[Source data]
--

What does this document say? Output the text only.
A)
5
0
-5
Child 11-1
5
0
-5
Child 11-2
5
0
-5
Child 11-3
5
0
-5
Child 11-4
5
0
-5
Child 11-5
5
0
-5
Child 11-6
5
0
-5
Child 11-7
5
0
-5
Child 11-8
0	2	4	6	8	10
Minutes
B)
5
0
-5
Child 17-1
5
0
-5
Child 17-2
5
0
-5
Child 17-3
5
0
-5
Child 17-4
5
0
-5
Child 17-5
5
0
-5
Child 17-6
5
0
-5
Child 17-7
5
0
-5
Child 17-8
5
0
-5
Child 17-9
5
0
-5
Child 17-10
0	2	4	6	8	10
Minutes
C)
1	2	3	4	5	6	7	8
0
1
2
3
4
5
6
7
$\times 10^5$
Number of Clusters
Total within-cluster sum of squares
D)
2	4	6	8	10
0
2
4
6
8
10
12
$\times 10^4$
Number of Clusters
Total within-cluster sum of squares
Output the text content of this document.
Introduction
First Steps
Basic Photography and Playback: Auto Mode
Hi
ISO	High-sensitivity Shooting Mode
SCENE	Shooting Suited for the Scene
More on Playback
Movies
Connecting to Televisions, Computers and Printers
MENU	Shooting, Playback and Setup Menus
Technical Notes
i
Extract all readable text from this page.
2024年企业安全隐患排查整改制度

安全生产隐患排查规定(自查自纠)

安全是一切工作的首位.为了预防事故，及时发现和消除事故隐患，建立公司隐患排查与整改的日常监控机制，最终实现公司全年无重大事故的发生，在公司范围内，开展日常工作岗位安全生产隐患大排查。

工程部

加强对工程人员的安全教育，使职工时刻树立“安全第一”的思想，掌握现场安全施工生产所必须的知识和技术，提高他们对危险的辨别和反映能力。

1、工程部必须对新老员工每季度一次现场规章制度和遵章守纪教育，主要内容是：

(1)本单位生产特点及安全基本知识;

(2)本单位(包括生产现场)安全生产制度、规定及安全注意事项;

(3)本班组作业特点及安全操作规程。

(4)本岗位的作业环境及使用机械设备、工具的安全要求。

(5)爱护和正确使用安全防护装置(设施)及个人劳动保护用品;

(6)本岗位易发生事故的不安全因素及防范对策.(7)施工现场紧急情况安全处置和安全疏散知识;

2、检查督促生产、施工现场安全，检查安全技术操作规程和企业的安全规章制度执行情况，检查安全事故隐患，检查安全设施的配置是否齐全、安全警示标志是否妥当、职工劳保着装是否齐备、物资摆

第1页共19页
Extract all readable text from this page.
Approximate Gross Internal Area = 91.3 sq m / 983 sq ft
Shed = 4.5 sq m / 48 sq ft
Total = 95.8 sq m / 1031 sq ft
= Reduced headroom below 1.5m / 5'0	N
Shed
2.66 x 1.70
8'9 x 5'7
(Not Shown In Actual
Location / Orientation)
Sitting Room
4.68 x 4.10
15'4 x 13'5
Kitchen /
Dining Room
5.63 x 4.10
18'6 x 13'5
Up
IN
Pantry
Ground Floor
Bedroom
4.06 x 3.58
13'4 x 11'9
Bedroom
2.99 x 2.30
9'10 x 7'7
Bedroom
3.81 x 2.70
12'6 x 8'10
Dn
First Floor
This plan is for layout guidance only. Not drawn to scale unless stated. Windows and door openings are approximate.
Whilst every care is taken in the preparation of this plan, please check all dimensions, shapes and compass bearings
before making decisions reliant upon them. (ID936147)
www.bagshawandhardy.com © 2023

--

▶ _Task objective_: Take the data above and return it exactly.

▶ _Answer to this task_:
What does this document say? Output the text only.
A)
5
0
-5
Child 11-1
5
0
-5
Child 11-2
5
0
-5
Child 11-3
5
0
-5
Child 11-4
5
0
-5
Child 11-5
5
0
-5
Child 11-6
5
0
-5
Child 11-7
5
0
-5
Child 11-8
0	2	4	6	8	10
Minutes
B)
5
0
-5
Child 17-1
5
0
-5
Child 17-2
5
0
-5
Child 17-3
5
0
-5
Child 17-4
5
0
-5
Child 17-5
5
0
-5
Child 17-6
5
0
-5
Child 17-7
5
0
-5
Child 17-8
5
0
-5
Child 17-9
5
0
-5
Child 17-10
0	2	4	6	8	10
Minutes
C)
1	2	3	4	5	6	7	8
0
1
2
3
4
5
6
7
$\times 10^5$
Number of Clusters
Total within-cluster sum of squares
D)
2	4	6	8	10
0
2
4
6
8
10
12
$\times 10^4$
Number of Clusters
Total within-cluster sum of squares
Output the text content of this document.
Introduction
First Steps
Basic Photography and Playback: Auto Mode
Hi
ISO	High-sensitivity Shooting Mode
SCENE	Shooting Suited for the Scene
More on Playback
Movies
Connecting to Televisions, Computers and Printers
MENU	Shooting, Playback and Setup Menus
Technical Notes
i
Extract all readable text from this page.
2024年企业安全隐患排查整改制度

安全生产隐患排查规定(自查自纠)

安全是一切工作的首位.为了预防事故，及时发现和消除事故隐患，建立公司隐患排查与整改的日常监控机制，最终实现公司全年无重大事故的发生，在公司范围内，开展日常工作岗位安全生产隐患大排查。

工程部

加强对工程人员的安全教育，使职工时刻树立“安全第一”的思想，掌握现场安全施工生产所必须的知识和技术，提高他们对危险的辨别和反映能力。

1、工程部必须对新老员工每季度一次现场规章制度和遵章守纪教育，主要内容是：

(1)本单位生产特点及安全基本知识;

(2)本单位(包括生产现场)安全生产制度、规定及安全注意事项;

(3)本班组作业特点及安全操作规程。

(4)本岗位的作业环境及使用机械设备、工具的安全要求。

(5)爱护和正确使用安全防护装置(设施)及个人劳动保护用品;

(6)本岗位易发生事故的不安全因素及防范对策.(7)施工现场紧急情况安全处置和安全疏散知识;

2、检查督促生产、施工现场安全，检查安全技术操作规程和企业的安全规章制度执行情况，检查安全事故隐患，检查安全设施的配置是否齐全、安全警示标志是否妥当、职工劳保着装是否齐备、物资摆

第1页共19页
Extract all readable text from this page.
Approximate Gross Internal Area = 91.3 sq m / 983 sq ft
Shed = 4.5 sq m / 48 sq ft
Total = 95.8 sq m / 1031 sq ft
= Reduced headroom below 1.5m / 5'0	N
Shed
2.66 x 1.70
8'9 x 5'7
(Not Shown In Actual
Location / Orientation)
Sitting Room
4.68 x 4.10
15'4 x 13'5
Kitchen /
Dining Room
5.63 x 4.10
18'6 x 13'5
Up
IN
Pantry
Ground Floor
Bedroom
4.06 x 3.58
13'4 x 11'9
Bedroom
2.99 x 2.30
9'10 x 7'7
Bedroom
3.81 x 2.70
12'6 x 8'10
Dn
First Floor
This plan is for layout guidance only. Not drawn to scale unless stated. Windows and door openings are approximate.
Whilst every care is taken in the preparation of this plan, please check all dimensions, shapes and compass bearings
before making decisions reliant upon them. (ID936147)
www.bagshawandhardy.com © 2023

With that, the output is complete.